Written instruction: Which lines have the string "unit"? Copy all of them from the entries below.

(Dataset records)

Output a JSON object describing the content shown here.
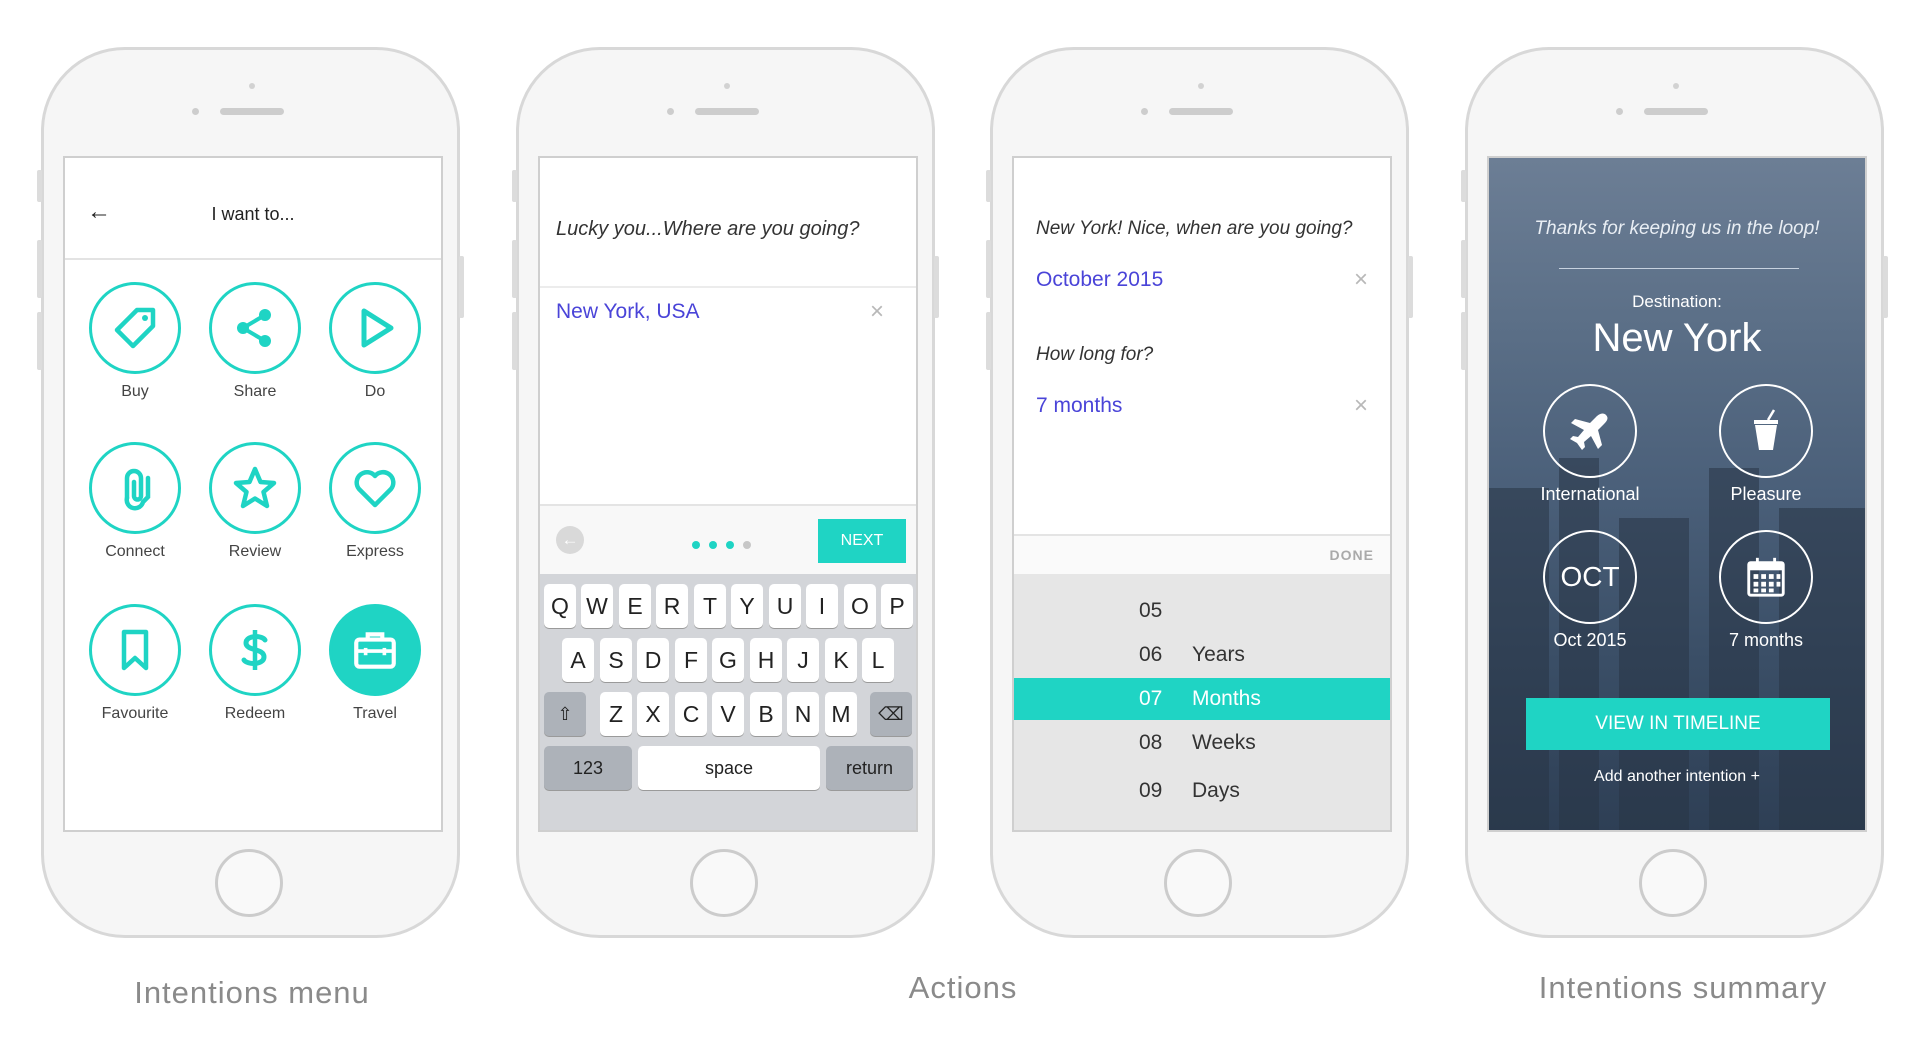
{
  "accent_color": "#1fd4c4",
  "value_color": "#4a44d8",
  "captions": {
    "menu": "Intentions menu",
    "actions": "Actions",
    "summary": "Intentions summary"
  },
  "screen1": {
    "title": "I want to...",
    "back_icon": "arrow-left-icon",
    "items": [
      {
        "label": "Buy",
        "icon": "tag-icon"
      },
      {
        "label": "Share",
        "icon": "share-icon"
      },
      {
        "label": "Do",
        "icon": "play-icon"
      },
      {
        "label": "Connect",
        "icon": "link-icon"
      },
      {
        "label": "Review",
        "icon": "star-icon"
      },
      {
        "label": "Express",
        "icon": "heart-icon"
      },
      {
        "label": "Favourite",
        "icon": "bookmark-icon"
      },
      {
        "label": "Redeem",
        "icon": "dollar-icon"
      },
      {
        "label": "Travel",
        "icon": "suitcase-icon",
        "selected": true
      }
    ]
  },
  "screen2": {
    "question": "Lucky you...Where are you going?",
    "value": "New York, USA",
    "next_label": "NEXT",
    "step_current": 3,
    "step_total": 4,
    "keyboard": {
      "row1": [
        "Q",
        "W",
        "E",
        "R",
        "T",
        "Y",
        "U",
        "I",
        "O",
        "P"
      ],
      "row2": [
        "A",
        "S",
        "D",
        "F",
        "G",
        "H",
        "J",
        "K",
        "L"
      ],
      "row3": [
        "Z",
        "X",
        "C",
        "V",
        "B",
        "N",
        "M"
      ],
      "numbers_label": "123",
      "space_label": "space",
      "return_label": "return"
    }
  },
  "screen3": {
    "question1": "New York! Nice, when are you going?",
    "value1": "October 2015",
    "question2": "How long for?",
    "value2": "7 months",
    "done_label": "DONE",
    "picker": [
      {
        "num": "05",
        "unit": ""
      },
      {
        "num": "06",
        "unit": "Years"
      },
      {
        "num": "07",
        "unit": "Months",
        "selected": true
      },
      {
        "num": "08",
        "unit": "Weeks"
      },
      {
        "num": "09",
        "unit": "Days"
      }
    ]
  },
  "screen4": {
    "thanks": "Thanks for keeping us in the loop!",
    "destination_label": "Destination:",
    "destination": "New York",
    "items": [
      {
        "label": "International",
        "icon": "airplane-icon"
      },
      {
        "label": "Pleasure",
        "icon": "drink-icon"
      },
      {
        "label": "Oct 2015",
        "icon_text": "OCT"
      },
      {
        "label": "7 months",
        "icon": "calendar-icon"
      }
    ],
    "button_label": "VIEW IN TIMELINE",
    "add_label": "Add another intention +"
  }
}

* * *

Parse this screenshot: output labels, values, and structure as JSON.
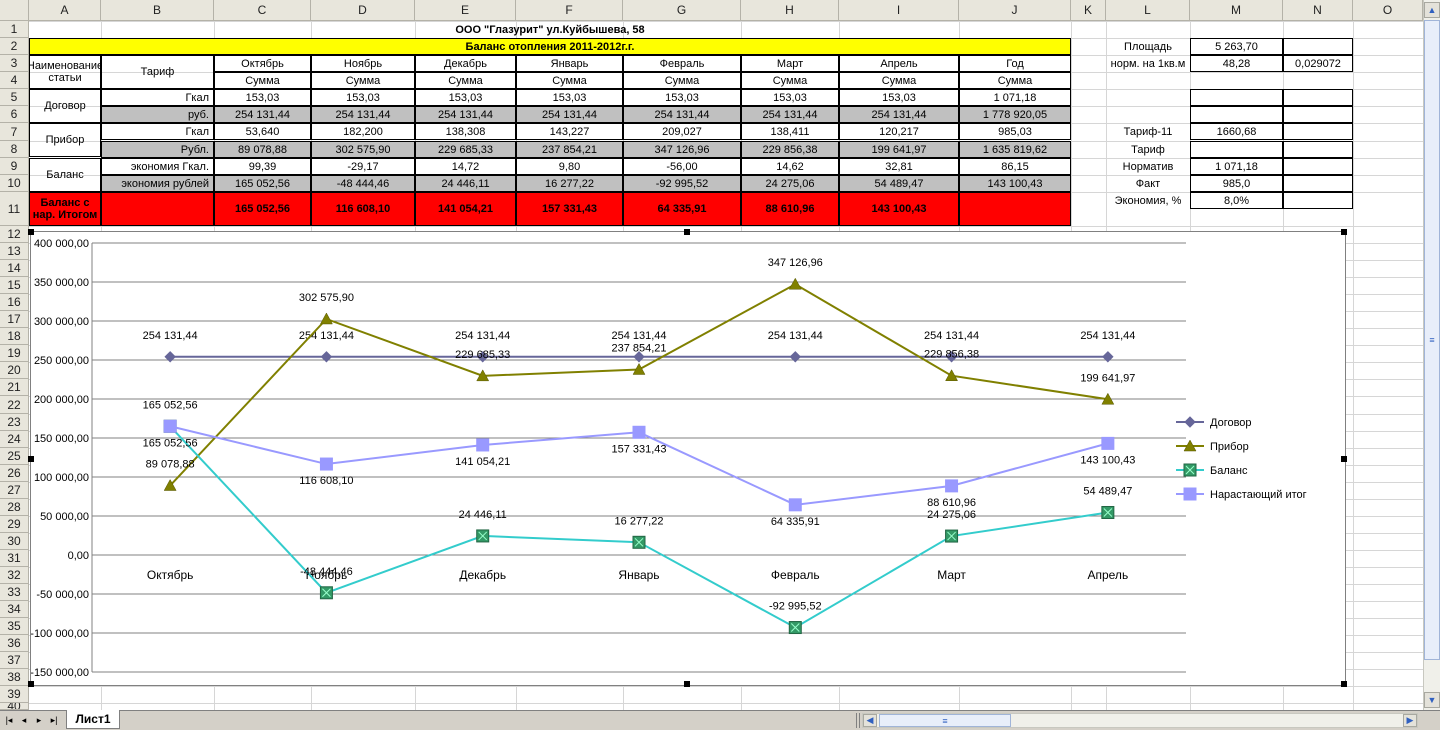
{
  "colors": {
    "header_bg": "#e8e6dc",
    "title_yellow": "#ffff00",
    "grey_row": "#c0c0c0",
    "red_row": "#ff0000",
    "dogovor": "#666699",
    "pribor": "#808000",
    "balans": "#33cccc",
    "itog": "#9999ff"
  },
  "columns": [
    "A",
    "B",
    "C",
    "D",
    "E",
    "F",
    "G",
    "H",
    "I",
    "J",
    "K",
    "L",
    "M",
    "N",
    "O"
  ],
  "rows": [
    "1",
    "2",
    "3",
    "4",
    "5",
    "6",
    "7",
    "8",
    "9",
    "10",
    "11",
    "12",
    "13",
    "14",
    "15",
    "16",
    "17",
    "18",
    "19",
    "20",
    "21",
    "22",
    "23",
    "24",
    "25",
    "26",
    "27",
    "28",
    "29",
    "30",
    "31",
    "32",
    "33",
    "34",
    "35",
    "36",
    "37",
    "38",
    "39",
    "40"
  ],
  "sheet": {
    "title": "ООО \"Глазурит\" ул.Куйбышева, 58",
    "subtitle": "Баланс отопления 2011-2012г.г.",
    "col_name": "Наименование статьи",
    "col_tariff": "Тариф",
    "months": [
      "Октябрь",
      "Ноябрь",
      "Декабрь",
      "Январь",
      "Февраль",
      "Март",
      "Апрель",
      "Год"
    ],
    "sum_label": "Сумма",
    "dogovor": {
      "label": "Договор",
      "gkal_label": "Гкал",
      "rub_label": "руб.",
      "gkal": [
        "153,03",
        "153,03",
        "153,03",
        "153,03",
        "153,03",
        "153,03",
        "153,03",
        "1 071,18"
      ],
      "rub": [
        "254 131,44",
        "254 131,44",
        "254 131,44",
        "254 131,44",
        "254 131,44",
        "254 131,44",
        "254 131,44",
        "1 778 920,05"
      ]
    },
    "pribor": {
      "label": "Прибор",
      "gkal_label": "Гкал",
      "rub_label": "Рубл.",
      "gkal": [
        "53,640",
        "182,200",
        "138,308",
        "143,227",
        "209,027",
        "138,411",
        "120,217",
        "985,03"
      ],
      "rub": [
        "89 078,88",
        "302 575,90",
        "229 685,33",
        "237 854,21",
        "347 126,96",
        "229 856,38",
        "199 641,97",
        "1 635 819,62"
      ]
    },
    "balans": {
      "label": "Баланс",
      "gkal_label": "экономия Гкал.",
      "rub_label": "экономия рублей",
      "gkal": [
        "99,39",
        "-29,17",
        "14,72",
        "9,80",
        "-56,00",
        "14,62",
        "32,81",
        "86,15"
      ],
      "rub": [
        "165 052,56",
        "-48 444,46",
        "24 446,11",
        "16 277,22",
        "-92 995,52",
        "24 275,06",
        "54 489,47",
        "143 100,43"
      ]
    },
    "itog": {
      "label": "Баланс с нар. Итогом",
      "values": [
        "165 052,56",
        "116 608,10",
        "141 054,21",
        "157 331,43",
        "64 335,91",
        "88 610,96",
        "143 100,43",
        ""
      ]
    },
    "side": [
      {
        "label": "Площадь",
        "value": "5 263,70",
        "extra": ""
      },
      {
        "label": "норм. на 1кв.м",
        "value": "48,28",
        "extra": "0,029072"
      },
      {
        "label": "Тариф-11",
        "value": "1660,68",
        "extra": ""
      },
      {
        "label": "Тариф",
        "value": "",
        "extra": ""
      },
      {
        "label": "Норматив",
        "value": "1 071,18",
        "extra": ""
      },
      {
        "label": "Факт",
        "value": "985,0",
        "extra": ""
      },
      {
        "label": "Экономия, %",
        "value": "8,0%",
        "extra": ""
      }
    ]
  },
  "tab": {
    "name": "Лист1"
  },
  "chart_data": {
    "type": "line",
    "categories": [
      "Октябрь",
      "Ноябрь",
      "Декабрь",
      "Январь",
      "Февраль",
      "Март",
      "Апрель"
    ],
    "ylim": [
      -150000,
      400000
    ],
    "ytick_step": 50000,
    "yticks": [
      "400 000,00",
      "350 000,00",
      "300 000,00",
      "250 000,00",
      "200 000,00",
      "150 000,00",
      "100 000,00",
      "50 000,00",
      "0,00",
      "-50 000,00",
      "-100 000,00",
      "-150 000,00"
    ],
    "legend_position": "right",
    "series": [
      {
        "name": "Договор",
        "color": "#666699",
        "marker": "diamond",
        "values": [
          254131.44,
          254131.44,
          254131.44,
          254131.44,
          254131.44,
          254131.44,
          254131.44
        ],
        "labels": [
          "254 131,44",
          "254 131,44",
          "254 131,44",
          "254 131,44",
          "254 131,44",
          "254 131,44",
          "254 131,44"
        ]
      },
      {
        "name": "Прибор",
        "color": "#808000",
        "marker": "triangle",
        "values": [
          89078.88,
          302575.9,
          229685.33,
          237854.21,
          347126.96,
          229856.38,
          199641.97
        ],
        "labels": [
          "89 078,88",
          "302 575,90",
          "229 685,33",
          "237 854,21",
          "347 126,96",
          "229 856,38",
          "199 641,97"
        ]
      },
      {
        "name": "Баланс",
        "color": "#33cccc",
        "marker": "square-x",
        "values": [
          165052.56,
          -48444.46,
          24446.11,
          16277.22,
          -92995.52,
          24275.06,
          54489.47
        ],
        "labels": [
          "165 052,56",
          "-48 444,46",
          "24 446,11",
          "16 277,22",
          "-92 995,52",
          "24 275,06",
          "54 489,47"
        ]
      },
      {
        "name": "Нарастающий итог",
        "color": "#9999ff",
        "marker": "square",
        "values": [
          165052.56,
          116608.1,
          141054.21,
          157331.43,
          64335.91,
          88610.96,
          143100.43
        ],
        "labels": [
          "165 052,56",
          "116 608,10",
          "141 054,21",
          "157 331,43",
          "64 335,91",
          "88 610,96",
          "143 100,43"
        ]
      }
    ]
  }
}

Solution to this problem:
        "unit": ""
        "unit": "Years"
        "unit": "Months",
        "unit": "Weeks"
        "unit": "Days"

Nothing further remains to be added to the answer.